Collection entries:
◇ ◇ ◇ ◇
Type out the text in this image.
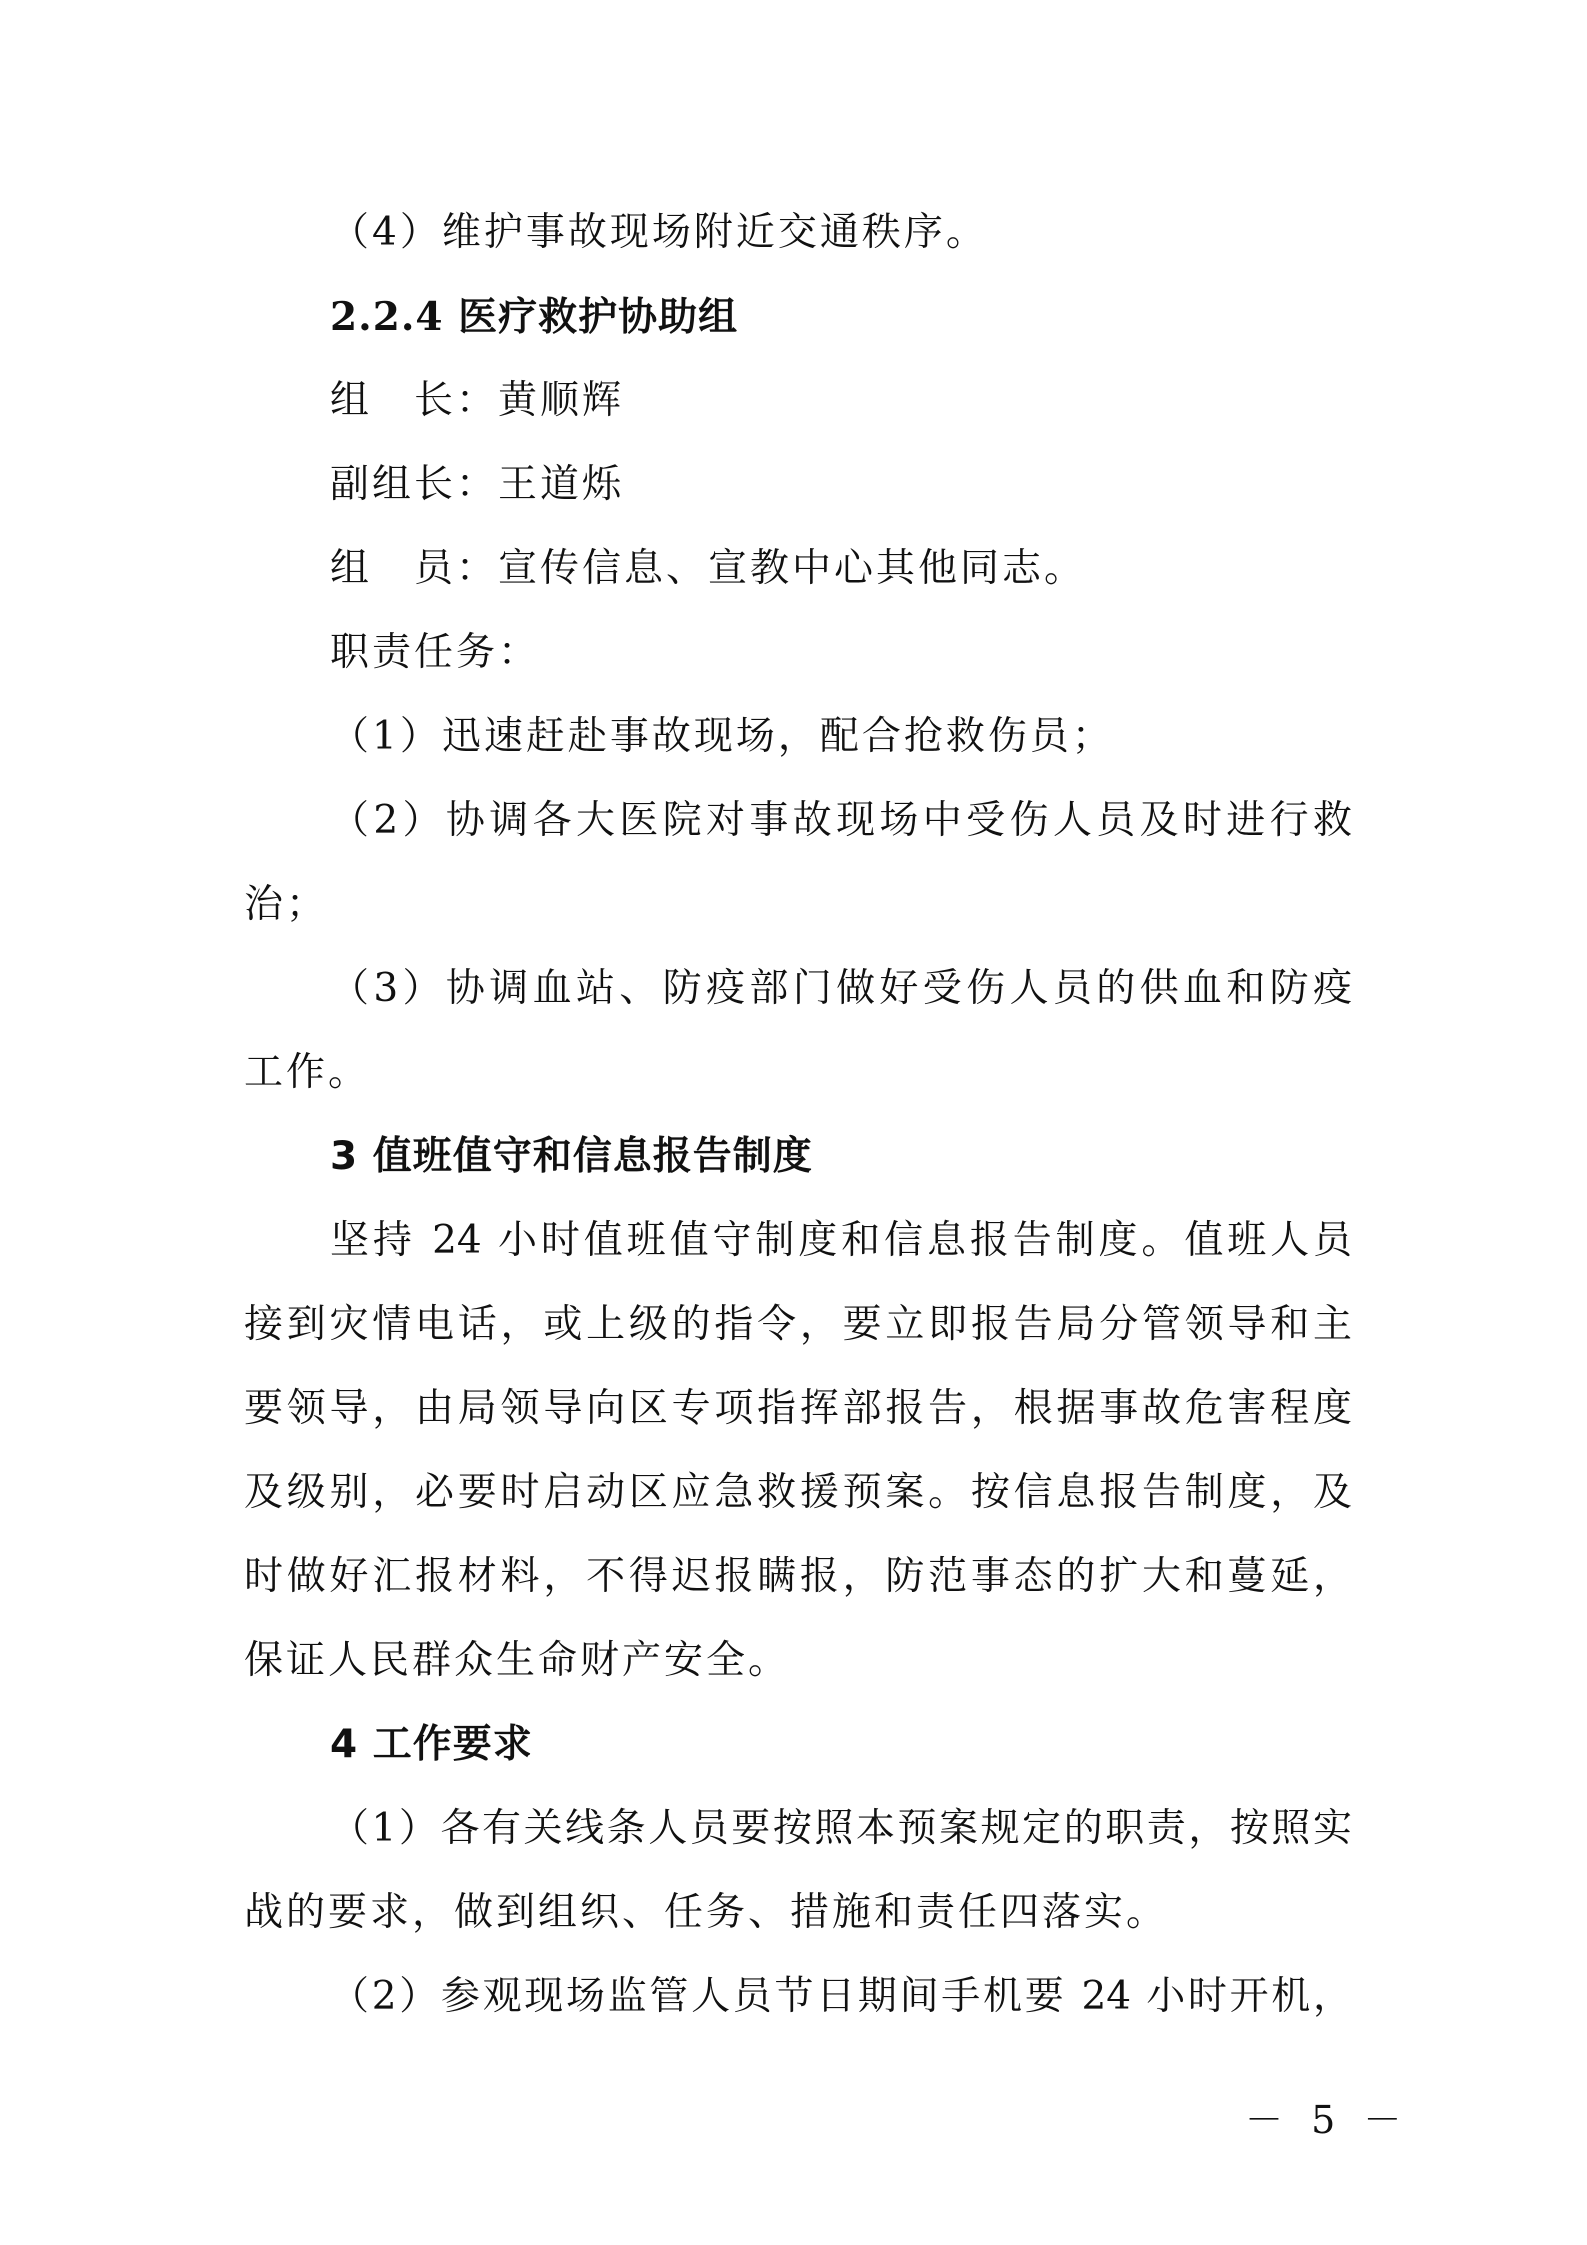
（4）维护事故现场附近交通秩序。
2.2.4 医疗救护协助组
组　长：黄顺辉
副组长：王道烁
组　员：宣传信息、宣教中心其他同志。
职责任务：
（1）迅速赶赴事故现场，配合抢救伤员；
（2）协调各大医院对事故现场中受伤人员及时进行救
治；
（3）协调血站、防疫部门做好受伤人员的供血和防疫
工作。
3 值班值守和信息报告制度
坚持 24 小时值班值守制度和信息报告制度。值班人员
接到灾情电话，或上级的指令，要立即报告局分管领导和主
要领导，由局领导向区专项指挥部报告，根据事故危害程度
及级别，必要时启动区应急救援预案。按信息报告制度，及
时做好汇报材料，不得迟报瞒报，防范事态的扩大和蔓延，
保证人民群众生命财产安全。
4 工作要求
（1）各有关线条人员要按照本预案规定的职责，按照实
战的要求，做到组织、任务、措施和责任四落实。
（2）参观现场监管人员节日期间手机要 24 小时开机，
－ 5 －
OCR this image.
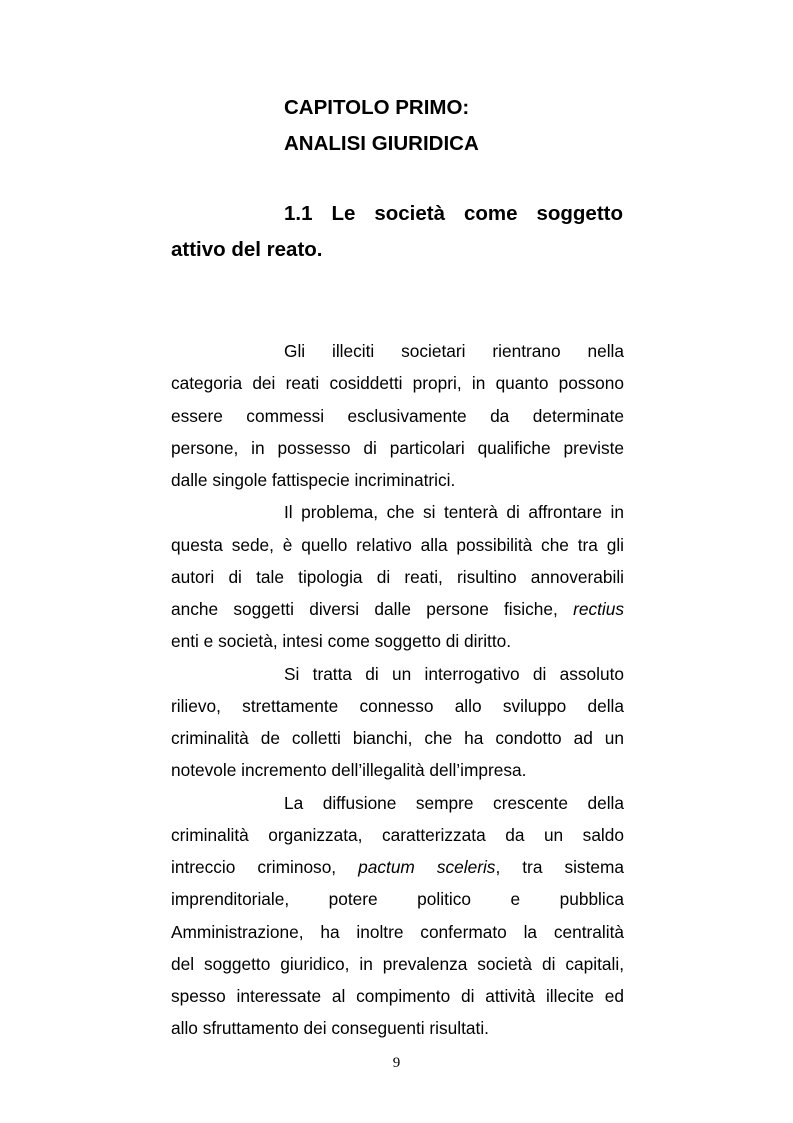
CAPITOLO PRIMO:
ANALISI GIURIDICA
1.1 Le società come soggetto
attivo del reato.
Gli illeciti societari rientrano nella
categoria dei reati cosiddetti propri, in quanto possono
essere commessi esclusivamente da determinate
persone, in possesso di particolari qualifiche previste
dalle singole fattispecie incriminatrici.
Il problema, che si tenterà di affrontare in
questa sede, è quello relativo alla possibilità che tra gli
autori di tale tipologia di reati, risultino annoverabili
anche soggetti diversi dalle persone fisiche, rectius
enti e società, intesi come soggetto di diritto.
Si tratta di un interrogativo di assoluto
rilievo, strettamente connesso allo sviluppo della
criminalità de colletti bianchi, che ha condotto ad un
notevole incremento dell’illegalità dell’impresa.
La diffusione sempre crescente della
criminalità organizzata, caratterizzata da un saldo
intreccio criminoso, pactum sceleris, tra sistema
imprenditoriale, potere politico e pubblica
Amministrazione, ha inoltre confermato la centralità
del soggetto giuridico, in prevalenza società di capitali,
spesso interessate al compimento di attività illecite ed
allo sfruttamento dei conseguenti risultati.
9
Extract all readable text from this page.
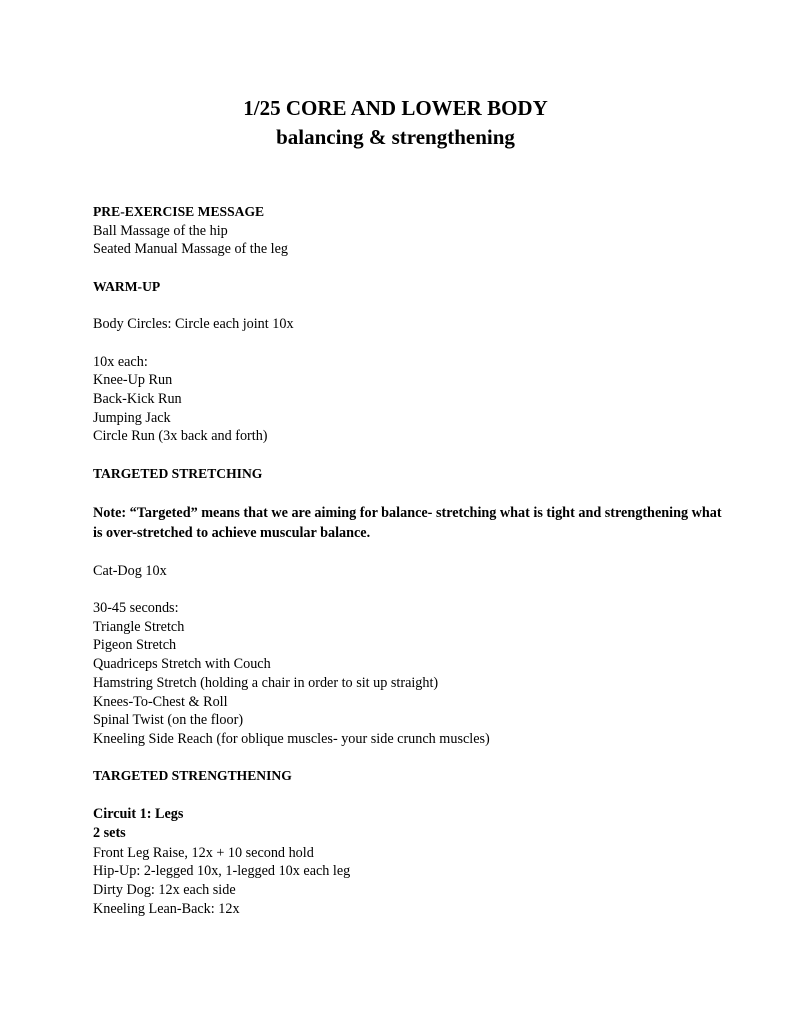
1/25 CORE AND LOWER BODY
balancing & strengthening
PRE-EXERCISE MESSAGE
Ball Massage of the hip
Seated Manual Massage of the leg
WARM-UP
Body Circles: Circle each joint 10x
10x each:
Knee-Up Run
Back-Kick Run
Jumping Jack
Circle Run (3x back and forth)
TARGETED STRETCHING
Note: “Targeted” means that we are aiming for balance- stretching what is tight and strengthening what is over-stretched to achieve muscular balance.
Cat-Dog 10x
30-45 seconds:
Triangle Stretch
Pigeon Stretch
Quadriceps Stretch with Couch
Hamstring Stretch (holding a chair in order to sit up straight)
Knees-To-Chest & Roll
Spinal Twist (on the floor)
Kneeling Side Reach (for oblique muscles- your side crunch muscles)
TARGETED STRENGTHENING
Circuit 1: Legs
2 sets
Front Leg Raise, 12x + 10 second hold
Hip-Up: 2-legged 10x, 1-legged 10x each leg
Dirty Dog: 12x each side
Kneeling Lean-Back: 12x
◇ ◇ ◇ ◇
TASK: Repeat the records above exactly, omitting every picture.

EXERCISE RESULT:
Type out the text in this image.
（4）维护事故现场附近交通秩序。
2.2.4 医疗救护协助组
组　长：黄顺辉
副组长：王道烁
组　员：宣传信息、宣教中心其他同志。
职责任务：
（1）迅速赶赴事故现场，配合抢救伤员；
（2）协调各大医院对事故现场中受伤人员及时进行救
治；
（3）协调血站、防疫部门做好受伤人员的供血和防疫
工作。
3 值班值守和信息报告制度
坚持 24 小时值班值守制度和信息报告制度。值班人员
接到灾情电话，或上级的指令，要立即报告局分管领导和主
要领导，由局领导向区专项指挥部报告，根据事故危害程度
及级别，必要时启动区应急救援预案。按信息报告制度，及
时做好汇报材料，不得迟报瞒报，防范事态的扩大和蔓延，
保证人民群众生命财产安全。
4 工作要求
（1）各有关线条人员要按照本预案规定的职责，按照实
战的要求，做到组织、任务、措施和责任四落实。
（2）参观现场监管人员节日期间手机要 24 小时开机，
－ 5 －
OCR this image.
CAPITOLO PRIMO:
ANALISI GIURIDICA
1.1 Le società come soggetto
attivo del reato.
Gli illeciti societari rientrano nella
categoria dei reati cosiddetti propri, in quanto possono
essere commessi esclusivamente da determinate
persone, in possesso di particolari qualifiche previste
dalle singole fattispecie incriminatrici.
Il problema, che si tenterà di affrontare in
questa sede, è quello relativo alla possibilità che tra gli
autori di tale tipologia di reati, risultino annoverabili
anche soggetti diversi dalle persone fisiche, rectius
enti e società, intesi come soggetto di diritto.
Si tratta di un interrogativo di assoluto
rilievo, strettamente connesso allo sviluppo della
criminalità de colletti bianchi, che ha condotto ad un
notevole incremento dell’illegalità dell’impresa.
La diffusione sempre crescente della
criminalità organizzata, caratterizzata da un saldo
intreccio criminoso, pactum sceleris, tra sistema
imprenditoriale, potere politico e pubblica
Amministrazione, ha inoltre confermato la centralità
del soggetto giuridico, in prevalenza società di capitali,
spesso interessate al compimento di attività illecite ed
allo sfruttamento dei conseguenti risultati.
9
Extract all readable text from this page.
1/25 CORE AND LOWER BODY
balancing & strengthening
PRE-EXERCISE MESSAGE
Ball Massage of the hip
Seated Manual Massage of the leg
WARM-UP
Body Circles: Circle each joint 10x
10x each:
Knee-Up Run
Back-Kick Run
Jumping Jack
Circle Run (3x back and forth)
TARGETED STRETCHING
Note: “Targeted” means that we are aiming for balance- stretching what is tight and strengthening what is over-stretched to achieve muscular balance.
Cat-Dog 10x
30-45 seconds:
Triangle Stretch
Pigeon Stretch
Quadriceps Stretch with Couch
Hamstring Stretch (holding a chair in order to sit up straight)
Knees-To-Chest & Roll
Spinal Twist (on the floor)
Kneeling Side Reach (for oblique muscles- your side crunch muscles)
TARGETED STRENGTHENING
Circuit 1: Legs
2 sets
Front Leg Raise, 12x + 10 second hold
Hip-Up: 2-legged 10x, 1-legged 10x each leg
Dirty Dog: 12x each side
Kneeling Lean-Back: 12x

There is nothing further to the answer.